Collection entries

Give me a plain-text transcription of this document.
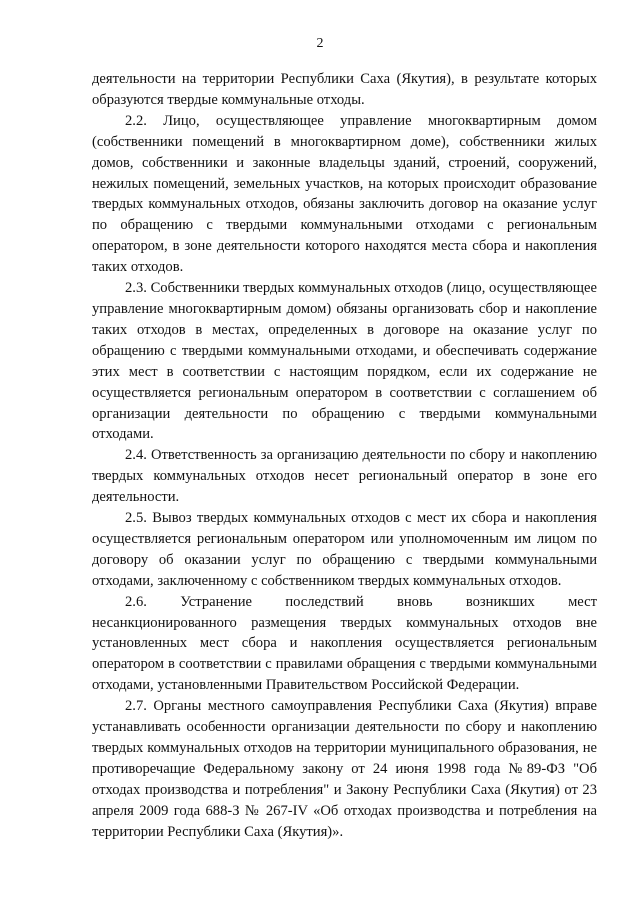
2

деятельности на территории Республики Саха (Якутия), в результате которых образуются твердые коммунальные отходы.

2.2. Лицо, осуществляющее управление многоквартирным домом (собственники помещений в многоквартирном доме), собственники жилых домов, собственники и законные владельцы зданий, строений, сооружений, нежилых помещений, земельных участков, на которых происходит образование твердых коммунальных отходов, обязаны заключить договор на оказание услуг по обращению с твердыми коммунальными отходами с региональным оператором, в зоне деятельности которого находятся места сбора и накопления таких отходов.

2.3. Собственники твердых коммунальных отходов (лицо, осуществляющее управление многоквартирным домом) обязаны организовать сбор и накопление таких отходов в местах, определенных в договоре на оказание услуг по обращению с твердыми коммунальными отходами, и обеспечивать содержание этих мест в соответствии с настоящим порядком, если их содержание не осуществляется региональным оператором в соответствии с соглашением об организации деятельности по обращению с твердыми коммунальными отходами.

2.4. Ответственность за организацию деятельности по сбору и накоплению твердых коммунальных отходов несет региональный оператор в зоне его деятельности.

2.5. Вывоз твердых коммунальных отходов с мест их сбора и накопления осуществляется региональным оператором или уполномоченным им лицом по договору об оказании услуг по обращению с твердыми коммунальными отходами, заключенному с собственником твердых коммунальных отходов.

2.6. Устранение последствий вновь возникших мест несанкционированного размещения твердых коммунальных отходов вне установленных мест сбора и накопления осуществляется региональным оператором в соответствии с правилами обращения с твердыми коммунальными отходами, установленными Правительством Российской Федерации.

2.7. Органы местного самоуправления Республики Саха (Якутия) вправе устанавливать особенности организации деятельности по сбору и накоплению твердых коммунальных отходов на территории муниципального образования, не противоречащие Федеральному закону от 24 июня 1998 года №89-ФЗ "Об отходах производства и потребления" и Закону Республики Саха (Якутия) от 23 апреля 2009 года 688-З № 267-IV «Об отходах производства и потребления на территории Республики Саха (Якутия)».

> [The task] Search the entries for "Республики" and copy out each line that has it.

> [Task output]
деятельности на территории Республики Саха (Якутия), в результате которых образуются твердые коммунальные отходы.
2.7. Органы местного самоуправления Республики Саха (Якутия) вправе устанавливать особенности организации деятельности по сбору и накоплению твердых коммунальных отходов на территории муниципального образования, не противоречащие Федеральному закону от 24 июня 1998 года №89-ФЗ "Об отходах производства и потребления" и Закону Республики Саха (Якутия) от 23 апреля 2009 года 688-З № 267-IV «Об отходах производства и потребления на территории Республики Саха (Якутия)».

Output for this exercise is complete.